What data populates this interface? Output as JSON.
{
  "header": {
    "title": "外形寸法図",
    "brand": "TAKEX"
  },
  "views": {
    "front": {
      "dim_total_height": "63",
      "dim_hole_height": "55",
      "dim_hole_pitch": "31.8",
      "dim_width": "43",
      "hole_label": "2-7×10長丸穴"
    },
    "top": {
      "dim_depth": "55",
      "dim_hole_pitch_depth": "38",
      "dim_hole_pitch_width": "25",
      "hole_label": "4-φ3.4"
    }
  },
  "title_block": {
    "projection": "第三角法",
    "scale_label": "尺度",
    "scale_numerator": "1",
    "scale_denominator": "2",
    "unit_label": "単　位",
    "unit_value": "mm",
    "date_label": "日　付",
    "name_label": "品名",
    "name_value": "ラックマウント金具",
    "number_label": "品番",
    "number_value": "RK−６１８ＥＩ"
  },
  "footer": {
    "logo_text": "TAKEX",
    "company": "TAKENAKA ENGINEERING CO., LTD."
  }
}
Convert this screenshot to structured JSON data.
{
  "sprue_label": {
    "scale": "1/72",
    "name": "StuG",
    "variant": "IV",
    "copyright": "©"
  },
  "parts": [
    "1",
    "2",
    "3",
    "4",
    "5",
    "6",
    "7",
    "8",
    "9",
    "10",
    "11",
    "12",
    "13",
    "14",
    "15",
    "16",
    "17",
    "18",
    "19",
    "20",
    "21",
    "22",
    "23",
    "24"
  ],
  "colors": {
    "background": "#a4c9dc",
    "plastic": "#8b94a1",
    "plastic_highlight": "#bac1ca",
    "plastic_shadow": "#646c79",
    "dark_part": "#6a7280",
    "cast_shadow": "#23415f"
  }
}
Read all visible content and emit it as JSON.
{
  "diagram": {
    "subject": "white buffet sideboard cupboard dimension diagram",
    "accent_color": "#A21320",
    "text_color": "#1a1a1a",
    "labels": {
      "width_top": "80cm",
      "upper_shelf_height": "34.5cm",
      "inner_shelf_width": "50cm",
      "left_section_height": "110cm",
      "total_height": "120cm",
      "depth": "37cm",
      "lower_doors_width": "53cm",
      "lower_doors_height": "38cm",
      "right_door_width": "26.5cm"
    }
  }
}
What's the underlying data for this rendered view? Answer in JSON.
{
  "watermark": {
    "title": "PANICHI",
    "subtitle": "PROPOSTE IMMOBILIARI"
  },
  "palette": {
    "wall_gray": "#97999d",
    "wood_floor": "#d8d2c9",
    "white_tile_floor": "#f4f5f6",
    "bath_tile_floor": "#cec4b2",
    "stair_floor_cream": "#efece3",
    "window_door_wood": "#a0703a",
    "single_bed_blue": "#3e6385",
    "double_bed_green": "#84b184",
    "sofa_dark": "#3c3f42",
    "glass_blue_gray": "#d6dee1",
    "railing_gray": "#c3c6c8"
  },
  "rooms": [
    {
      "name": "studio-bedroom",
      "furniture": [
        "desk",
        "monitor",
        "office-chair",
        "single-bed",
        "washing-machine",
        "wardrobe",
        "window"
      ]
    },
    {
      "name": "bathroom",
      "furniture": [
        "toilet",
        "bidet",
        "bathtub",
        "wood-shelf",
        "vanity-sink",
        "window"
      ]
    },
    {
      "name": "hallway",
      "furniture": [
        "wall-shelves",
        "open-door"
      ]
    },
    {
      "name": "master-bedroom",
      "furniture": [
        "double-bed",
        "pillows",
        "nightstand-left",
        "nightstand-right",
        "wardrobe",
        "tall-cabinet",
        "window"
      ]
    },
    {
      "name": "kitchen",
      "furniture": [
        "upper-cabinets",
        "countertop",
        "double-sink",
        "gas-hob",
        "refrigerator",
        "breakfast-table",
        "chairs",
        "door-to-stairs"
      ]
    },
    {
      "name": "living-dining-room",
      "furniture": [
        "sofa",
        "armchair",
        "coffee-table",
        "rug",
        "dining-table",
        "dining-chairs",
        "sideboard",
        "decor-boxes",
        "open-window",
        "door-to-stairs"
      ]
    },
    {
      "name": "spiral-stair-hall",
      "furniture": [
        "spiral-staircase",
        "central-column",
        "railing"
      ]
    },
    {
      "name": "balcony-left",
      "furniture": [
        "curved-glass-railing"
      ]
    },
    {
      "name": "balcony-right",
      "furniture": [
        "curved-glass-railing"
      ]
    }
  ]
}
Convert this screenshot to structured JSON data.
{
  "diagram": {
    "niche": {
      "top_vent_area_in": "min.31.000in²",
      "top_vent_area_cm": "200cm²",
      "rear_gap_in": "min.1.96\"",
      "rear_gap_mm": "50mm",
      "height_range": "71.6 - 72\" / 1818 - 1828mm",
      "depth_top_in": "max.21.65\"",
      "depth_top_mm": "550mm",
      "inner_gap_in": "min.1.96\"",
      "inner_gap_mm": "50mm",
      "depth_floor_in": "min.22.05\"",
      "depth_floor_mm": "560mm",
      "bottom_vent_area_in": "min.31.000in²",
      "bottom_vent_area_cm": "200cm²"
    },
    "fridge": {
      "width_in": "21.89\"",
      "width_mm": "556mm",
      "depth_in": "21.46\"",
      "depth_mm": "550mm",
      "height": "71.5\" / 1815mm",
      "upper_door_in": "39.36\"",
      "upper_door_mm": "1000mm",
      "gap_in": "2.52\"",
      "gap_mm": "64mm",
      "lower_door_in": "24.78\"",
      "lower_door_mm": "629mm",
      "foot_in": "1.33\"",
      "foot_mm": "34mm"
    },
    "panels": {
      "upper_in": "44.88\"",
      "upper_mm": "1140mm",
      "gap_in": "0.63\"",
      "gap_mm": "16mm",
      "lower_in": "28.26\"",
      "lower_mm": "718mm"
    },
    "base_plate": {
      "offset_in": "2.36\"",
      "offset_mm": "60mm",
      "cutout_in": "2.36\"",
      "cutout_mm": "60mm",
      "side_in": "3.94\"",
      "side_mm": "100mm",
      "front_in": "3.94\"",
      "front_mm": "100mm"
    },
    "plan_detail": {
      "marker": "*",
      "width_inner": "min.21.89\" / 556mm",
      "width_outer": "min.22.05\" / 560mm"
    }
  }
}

+--

Among the entries above, how many lines hold the string "table"? Respond with nothing but the number.

3